### PROBLEM TO SOLVE:
Read through the data and report every line in which the word "period" occurs.

↓↓↓

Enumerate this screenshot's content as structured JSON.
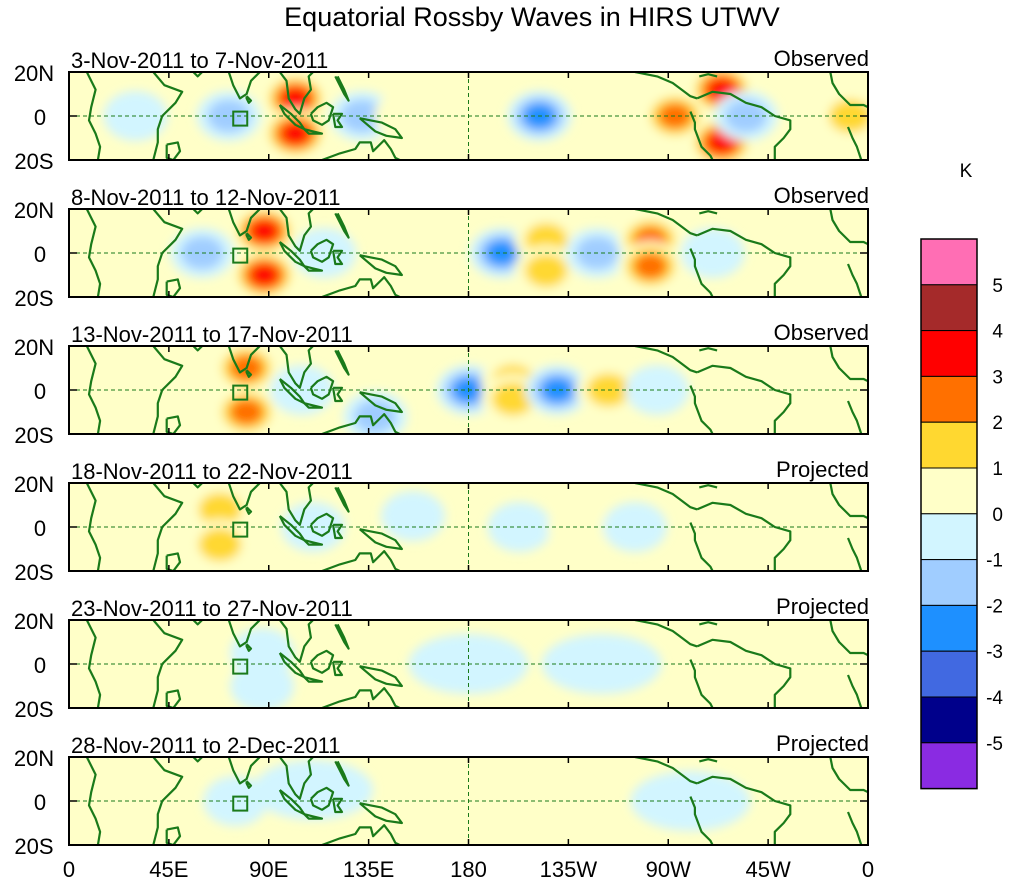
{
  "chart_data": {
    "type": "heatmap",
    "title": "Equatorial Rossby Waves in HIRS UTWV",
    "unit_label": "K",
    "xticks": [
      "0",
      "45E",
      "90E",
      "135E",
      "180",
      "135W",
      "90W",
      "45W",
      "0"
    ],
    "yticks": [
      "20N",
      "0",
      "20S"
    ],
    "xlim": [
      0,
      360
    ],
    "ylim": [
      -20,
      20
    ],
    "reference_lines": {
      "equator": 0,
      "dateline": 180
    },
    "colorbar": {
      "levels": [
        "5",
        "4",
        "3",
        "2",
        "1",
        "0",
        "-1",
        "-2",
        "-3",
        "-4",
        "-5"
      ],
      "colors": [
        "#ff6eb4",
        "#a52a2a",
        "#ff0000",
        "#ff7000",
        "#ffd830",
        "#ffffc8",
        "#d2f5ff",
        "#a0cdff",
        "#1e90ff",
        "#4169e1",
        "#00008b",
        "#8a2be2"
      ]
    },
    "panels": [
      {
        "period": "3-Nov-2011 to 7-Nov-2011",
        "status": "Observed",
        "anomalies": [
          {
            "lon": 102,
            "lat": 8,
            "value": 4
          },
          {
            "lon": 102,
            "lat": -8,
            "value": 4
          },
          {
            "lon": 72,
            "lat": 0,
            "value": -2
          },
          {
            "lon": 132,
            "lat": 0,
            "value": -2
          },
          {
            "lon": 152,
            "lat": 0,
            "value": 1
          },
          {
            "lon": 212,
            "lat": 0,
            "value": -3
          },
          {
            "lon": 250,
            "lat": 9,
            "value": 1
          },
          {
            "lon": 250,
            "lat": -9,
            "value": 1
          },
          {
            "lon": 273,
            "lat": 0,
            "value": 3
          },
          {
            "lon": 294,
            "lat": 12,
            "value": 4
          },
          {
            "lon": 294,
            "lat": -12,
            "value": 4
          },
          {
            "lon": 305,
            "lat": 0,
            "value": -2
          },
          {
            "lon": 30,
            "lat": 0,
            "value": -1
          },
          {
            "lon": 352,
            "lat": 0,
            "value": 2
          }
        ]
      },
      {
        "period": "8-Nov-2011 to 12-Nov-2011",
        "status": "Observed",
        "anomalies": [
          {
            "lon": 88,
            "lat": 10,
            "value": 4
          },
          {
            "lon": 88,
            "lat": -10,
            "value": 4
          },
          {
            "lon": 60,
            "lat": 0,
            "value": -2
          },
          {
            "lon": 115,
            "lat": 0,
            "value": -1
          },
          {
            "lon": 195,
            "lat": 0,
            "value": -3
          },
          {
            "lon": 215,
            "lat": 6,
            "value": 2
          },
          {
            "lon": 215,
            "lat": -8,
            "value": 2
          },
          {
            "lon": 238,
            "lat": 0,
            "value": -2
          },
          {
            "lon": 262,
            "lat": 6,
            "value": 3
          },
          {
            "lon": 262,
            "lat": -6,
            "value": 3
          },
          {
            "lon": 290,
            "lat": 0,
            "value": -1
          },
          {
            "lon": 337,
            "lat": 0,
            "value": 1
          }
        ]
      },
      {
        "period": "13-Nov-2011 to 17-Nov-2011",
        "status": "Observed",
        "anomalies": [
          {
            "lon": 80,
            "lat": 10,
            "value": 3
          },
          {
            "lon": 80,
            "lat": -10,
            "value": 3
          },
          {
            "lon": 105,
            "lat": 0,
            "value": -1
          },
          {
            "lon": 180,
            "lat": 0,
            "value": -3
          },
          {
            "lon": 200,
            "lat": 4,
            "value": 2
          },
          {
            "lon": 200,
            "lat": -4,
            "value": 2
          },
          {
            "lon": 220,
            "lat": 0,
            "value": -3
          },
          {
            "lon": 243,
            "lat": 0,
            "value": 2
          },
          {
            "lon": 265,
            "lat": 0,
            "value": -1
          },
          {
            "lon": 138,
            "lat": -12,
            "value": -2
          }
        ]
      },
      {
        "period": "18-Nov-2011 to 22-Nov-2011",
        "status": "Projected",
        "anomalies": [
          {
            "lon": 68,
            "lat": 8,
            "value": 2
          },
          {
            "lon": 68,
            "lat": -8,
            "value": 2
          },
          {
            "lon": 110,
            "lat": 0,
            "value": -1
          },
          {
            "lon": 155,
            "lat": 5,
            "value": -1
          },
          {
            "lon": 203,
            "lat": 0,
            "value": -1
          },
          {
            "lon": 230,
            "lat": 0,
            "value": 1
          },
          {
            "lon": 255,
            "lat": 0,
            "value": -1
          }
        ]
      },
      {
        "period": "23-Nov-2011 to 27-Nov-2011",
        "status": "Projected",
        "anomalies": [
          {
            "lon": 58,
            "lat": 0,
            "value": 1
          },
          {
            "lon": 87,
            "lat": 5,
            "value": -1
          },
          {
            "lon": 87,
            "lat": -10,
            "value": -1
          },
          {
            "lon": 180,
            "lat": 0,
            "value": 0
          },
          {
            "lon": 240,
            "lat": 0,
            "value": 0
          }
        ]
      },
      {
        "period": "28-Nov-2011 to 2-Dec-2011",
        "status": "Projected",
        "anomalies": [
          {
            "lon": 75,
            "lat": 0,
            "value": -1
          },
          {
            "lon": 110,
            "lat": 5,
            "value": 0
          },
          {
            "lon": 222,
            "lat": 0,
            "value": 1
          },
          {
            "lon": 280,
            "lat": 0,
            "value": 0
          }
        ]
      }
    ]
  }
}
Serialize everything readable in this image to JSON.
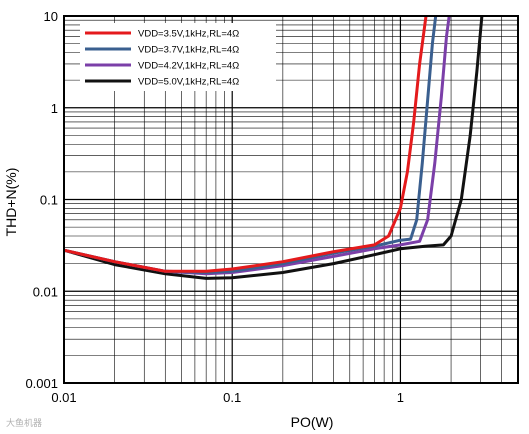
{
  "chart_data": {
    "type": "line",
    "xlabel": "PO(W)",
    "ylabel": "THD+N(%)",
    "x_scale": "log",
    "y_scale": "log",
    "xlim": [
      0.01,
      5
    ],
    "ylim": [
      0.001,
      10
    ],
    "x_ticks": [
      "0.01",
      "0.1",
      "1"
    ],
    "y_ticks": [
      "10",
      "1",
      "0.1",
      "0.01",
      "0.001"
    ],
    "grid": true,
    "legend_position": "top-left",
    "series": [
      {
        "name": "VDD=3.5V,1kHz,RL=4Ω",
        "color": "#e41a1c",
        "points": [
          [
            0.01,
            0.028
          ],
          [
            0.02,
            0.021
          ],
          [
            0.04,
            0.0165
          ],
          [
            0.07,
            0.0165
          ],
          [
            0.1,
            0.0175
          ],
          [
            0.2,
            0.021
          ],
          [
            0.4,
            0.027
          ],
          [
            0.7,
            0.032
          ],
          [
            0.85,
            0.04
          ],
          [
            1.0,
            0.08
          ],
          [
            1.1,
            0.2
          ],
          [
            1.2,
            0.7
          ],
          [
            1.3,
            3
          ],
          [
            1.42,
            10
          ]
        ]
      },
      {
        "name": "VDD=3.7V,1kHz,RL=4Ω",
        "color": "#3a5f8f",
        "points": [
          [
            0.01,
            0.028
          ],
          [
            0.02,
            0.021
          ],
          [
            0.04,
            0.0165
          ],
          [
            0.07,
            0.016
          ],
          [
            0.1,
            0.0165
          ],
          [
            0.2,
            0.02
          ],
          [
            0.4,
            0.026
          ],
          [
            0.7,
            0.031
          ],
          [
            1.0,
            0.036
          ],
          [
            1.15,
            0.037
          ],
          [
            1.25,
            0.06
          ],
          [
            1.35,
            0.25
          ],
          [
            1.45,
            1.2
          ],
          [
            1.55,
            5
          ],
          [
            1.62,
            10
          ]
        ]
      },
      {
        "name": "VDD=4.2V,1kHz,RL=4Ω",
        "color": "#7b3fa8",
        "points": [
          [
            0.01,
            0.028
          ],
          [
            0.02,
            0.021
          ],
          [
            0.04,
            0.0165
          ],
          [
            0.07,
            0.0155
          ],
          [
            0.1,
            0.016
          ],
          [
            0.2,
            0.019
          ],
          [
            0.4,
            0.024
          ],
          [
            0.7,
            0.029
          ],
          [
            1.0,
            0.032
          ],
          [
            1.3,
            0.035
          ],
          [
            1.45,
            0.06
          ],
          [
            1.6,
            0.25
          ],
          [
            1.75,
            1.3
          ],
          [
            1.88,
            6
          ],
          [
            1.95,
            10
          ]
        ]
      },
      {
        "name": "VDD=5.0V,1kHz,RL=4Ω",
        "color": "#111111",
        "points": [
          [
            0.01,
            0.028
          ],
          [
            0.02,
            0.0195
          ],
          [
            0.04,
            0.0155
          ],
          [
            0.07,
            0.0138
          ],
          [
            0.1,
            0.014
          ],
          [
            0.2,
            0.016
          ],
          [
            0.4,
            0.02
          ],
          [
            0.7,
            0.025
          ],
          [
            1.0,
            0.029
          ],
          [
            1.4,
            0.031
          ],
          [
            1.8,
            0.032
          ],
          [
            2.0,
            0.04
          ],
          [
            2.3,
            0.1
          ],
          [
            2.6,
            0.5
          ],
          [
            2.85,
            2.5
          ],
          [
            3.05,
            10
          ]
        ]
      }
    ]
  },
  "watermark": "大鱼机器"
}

↑↑↑

### WRITTEN ANSWER:
        "period": "3-Nov-2011 to 7-Nov-2011",
        "period": "8-Nov-2011 to 12-Nov-2011",
        "period": "13-Nov-2011 to 17-Nov-2011",
        "period": "18-Nov-2011 to 22-Nov-2011",
        "period": "23-Nov-2011 to 27-Nov-2011",
        "period": "28-Nov-2011 to 2-Dec-2011",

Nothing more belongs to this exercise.